• [TEXT BLOCK]:
----
NC: Your protagonist is a spoiled rich kid who is constantly mistaken for the famous Bauhaus architect Walter Gropius. What inspired that sort of unexpected character?
TH: I felt like I wanted to do something that was in the teenager comic genre, sort of based on these archetypes that you have in comics. A combination of the Richie Rich and Archie comics I had when I was a kid. I didn’t feel like there was some deep-rooted explanation for the character of Wally Gropius. It was more, ‘I need a character, so how about this teenage millionaire?’ I did grow up in sort of a show business family, so I was continually in an environment of going places where a lot of people were famous, and I was sort of tagging along. I had the idea of somebody who is continually mistaken for someone really famous, but actually has nothing to do with that. Previously, I had done something for ‘Talk to Her,’ a book of interviews with illustrations by cartoonists on the facing pages. I was assigned Tom Verlaine, the lead singer and guitarist for the band Television, and drew the interview’s dialogue as a teenager comic strip where Verlaine was caricatured to suggest Jughead. I liked that he was saying these enigmatic expressions and had taken his name from the French poet Paul Verlaine. Working in that genre was fun, so when I was thinking up a main character for a new story, it was along similar lines, though I ended up somewhere a little different. I don’t usually have a ‘eureka’ moment; things just sort of evolve.
NC: You seem to have lot of fun with onomatopoeia, especially money-related words. Wally’s cellphone ‘Ka-chings’ instead of rings. His vault shuts with a loud ‘Trump!’ How did you come up with those?
TH: I don’t think they actually ever did that in Richie Rich, but he sort of personifies richness to such a degree that his physical environment is transformed. So in my book, there are a lot of sight gags of things related to money. I had to rack my brains to come up with all of them. Even to get the sound effects, I had to do a Web search and think about what the different currencies sounded like. ‘Kopek’ was a ticker-tape machine. ‘Peseta’ sounded like a malfunctioning car, a jalopy emitting steam. By the end of it, I was so sick of finding those.
----
• [PROVIDED RECORDS]:
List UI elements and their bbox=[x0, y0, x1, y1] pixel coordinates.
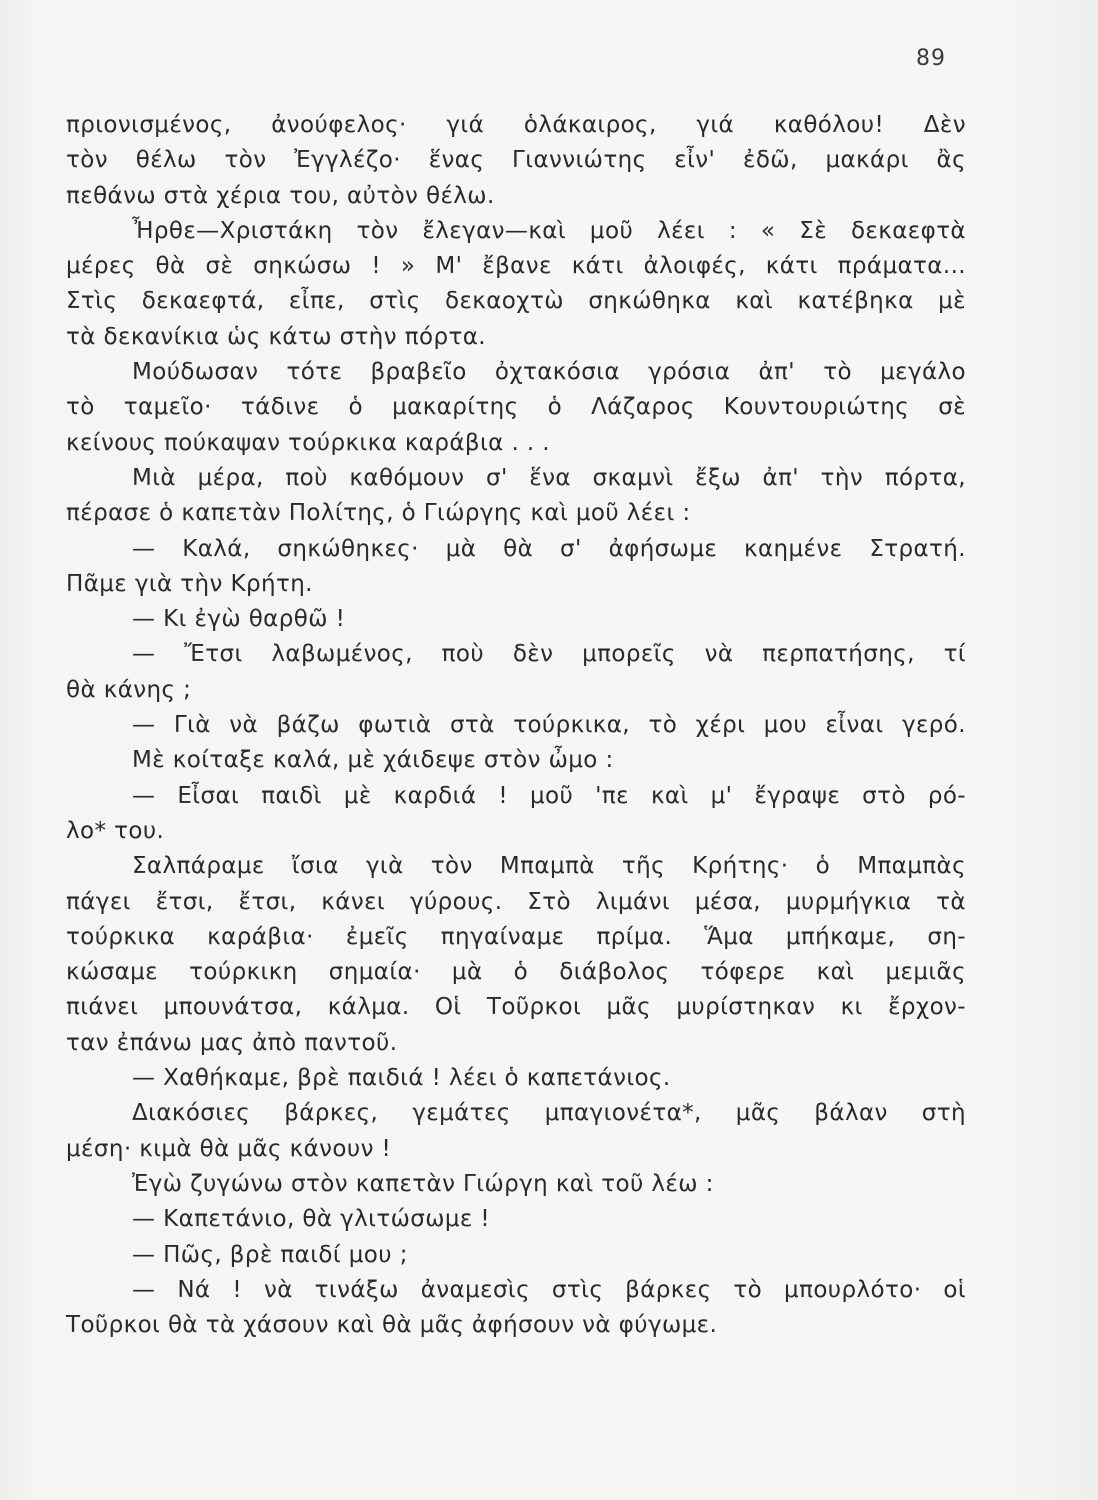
text-line: — Καλά, σηκώθηκες· μὰ θὰ σ' ἀφήσωμε καημένε Στρατή. bbox=[132, 535, 966, 562]
text-line: — Νά ! νὰ τινάξω ἀναμεσὶς στὶς βάρκες τὸ μπουρλότο· οἱ bbox=[132, 1276, 966, 1303]
text-line: πεθάνω στὰ χέρια του, αὐτὸν θέλω. bbox=[66, 182, 495, 209]
text-line: Σαλπάραμε ἴσια γιὰ τὸν Μπαμπὰ τῆς Κρήτης· ὁ Μπαμπὰς bbox=[132, 853, 966, 880]
text-line: λο* του. bbox=[66, 817, 165, 844]
text-line: Μούδωσαν τότε βραβεῖο ὀχτακόσια γρόσια ἀπ' τὸ μεγάλο bbox=[132, 359, 966, 386]
text-line: πριονισμένος, ἀνούφελος· γιά ὁλάκαιρος, γιά καθόλου! Δὲν bbox=[66, 112, 966, 138]
text-line: Ἦρθε—Χριστάκη τὸν ἔλεγαν—καὶ μοῦ λέει : « Σὲ δεκαεφτὰ bbox=[132, 217, 966, 244]
text-line: πάγει ἔτσι, ἔτσι, κάνει γύρους. Στὸ λιμάνι μέσα, μυρμήγκια τὰ bbox=[66, 888, 966, 915]
text-line: θὰ κάνης ; bbox=[66, 676, 192, 703]
text-line: Διακόσιες βάρκες, γεμάτες μπαγιονέτα*, μᾶς βάλαν στὴ bbox=[132, 1100, 966, 1127]
text-line: — Εἶσαι παιδὶ μὲ καρδιά ! μοῦ 'πε καὶ μ' ἔγραψε στὸ ρό- bbox=[132, 782, 966, 809]
text-line: Πᾶμε γιὰ τὴν Κρήτη. bbox=[66, 570, 313, 597]
text-line: μέση· κιμὰ θὰ μᾶς κάνουν ! bbox=[66, 1135, 392, 1162]
body-text bbox=[66, 108, 966, 1343]
text-line: — Καπετάνιο, θὰ γλιτώσωμε ! bbox=[132, 1206, 491, 1233]
text-line: ταν ἐπάνω μας ἀπὸ παντοῦ. bbox=[66, 1029, 398, 1056]
page-number: 89 bbox=[916, 46, 946, 71]
text-line: Ἐγὼ ζυγώνω στὸν καπετὰν Γιώργη καὶ τοῦ λέω : bbox=[132, 1170, 714, 1197]
text-line: κώσαμε τούρκικη σημαία· μὰ ὁ διάβολος τόφερε καὶ μεμιᾶς bbox=[66, 959, 966, 986]
text-line: μέρες θὰ σὲ σηκώσω ! » Μ' ἔβανε κάτι ἀλοιφές, κάτι πράματα... bbox=[66, 253, 966, 280]
text-line: Στὶς δεκαεφτά, εἶπε, στὶς δεκαοχτὼ σηκώθηκα καὶ κατέβηκα μὲ bbox=[66, 288, 966, 315]
text-line: τὰ δεκανίκια ὡς κάτω στὴν πόρτα. bbox=[66, 323, 486, 350]
text-line: — Πῶς, βρὲ παιδί μου ; bbox=[132, 1241, 408, 1268]
text-line: πιάνει μπουνάτσα, κάλμα. Οἱ Τοῦρκοι μᾶς μυρίστηκαν κι ἔρχον- bbox=[66, 994, 966, 1021]
text-line: — Κι ἐγὼ θαρθῶ ! bbox=[132, 606, 346, 633]
text-line: τούρκικα καράβια· ἐμεῖς πηγαίναμε πρίμα. Ἅμα μπήκαμε, ση- bbox=[66, 923, 966, 950]
text-line: κείνους πούκαψαν τούρκικα καράβια . . . bbox=[66, 429, 551, 456]
text-line: Τοῦρκοι θὰ τὰ χάσουν καὶ θὰ μᾶς ἀφήσουν νὰ φύγωμε. bbox=[66, 1312, 718, 1339]
text-line: τὸν θέλω τὸν Ἐγγλέζο· ἕνας Γιαννιώτης εἶν' ἐδῶ, μακάρι ἂς bbox=[66, 147, 966, 174]
text-line: — Γιὰ νὰ βάζω φωτιὰ στὰ τούρκικα, τὸ χέρι μου εἶναι γερό. bbox=[132, 712, 966, 739]
text-line: πέρασε ὁ καπετὰν Πολίτης, ὁ Γιώργης καὶ μοῦ λέει : bbox=[66, 500, 691, 527]
text-line: — Χαθήκαμε, βρὲ παιδιά ! λέει ὁ καπετάνιος. bbox=[132, 1065, 671, 1092]
text-line: Μὲ κοίταξε καλά, μὲ χάιδεψε στὸν ὦμο : bbox=[132, 747, 614, 774]
text-line: τὸ ταμεῖο· τάδινε ὁ μακαρίτης ὁ Λάζαρος Κουντουριώτης σὲ bbox=[66, 394, 966, 421]
text-line: — Ἔτσι λαβωμένος, ποὺ δὲν μπορεῖς νὰ περπατήσης, τί bbox=[132, 641, 966, 668]
text-line: Μιὰ μέρα, ποὺ καθόμουν σ' ἕνα σκαμνὶ ἔξω ἀπ' τὴν πόρτα, bbox=[132, 464, 966, 491]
----
• [TO BE DONE]:
1. Answer these questions about the interview:
(a) Which two comics from childhood does TH say were combined in the idea for the book?
(b) Which musician was TH assigned for "Talk to Her"?
(c) What did "Peseta" sound like?
2. In the records, rewrite everything from the line containing "text-line: — Καλά, σηκώθηκες·" down to the line containing "text-line: Μούδωσαν τότε", with "bbox" changed to "box" and nothing else altered.
The interview and the records have no connection to each other.

• [EXERCISE SOLUTIONS]:
1.
(a) Richie Rich and Archie.
(b) Tom Verlaine, the lead singer and guitarist for the band Television.
(c) A malfunctioning car, a jalopy emitting steam.

2.
text-line: — Καλά, σηκώθηκες· μὰ θὰ σ' ἀφήσωμε καημένε Στρατή. box=[132, 535, 966, 562]
text-line: — Νά ! νὰ τινάξω ἀναμεσὶς στὶς βάρκες τὸ μπουρλότο· οἱ box=[132, 1276, 966, 1303]
text-line: πεθάνω στὰ χέρια του, αὐτὸν θέλω. box=[66, 182, 495, 209]
text-line: Σαλπάραμε ἴσια γιὰ τὸν Μπαμπὰ τῆς Κρήτης· ὁ Μπαμπὰς box=[132, 853, 966, 880]
text-line: λο* του. box=[66, 817, 165, 844]
text-line: Μούδωσαν τότε βραβεῖο ὀχτακόσια γρόσια ἀπ' τὸ μεγάλο box=[132, 359, 966, 386]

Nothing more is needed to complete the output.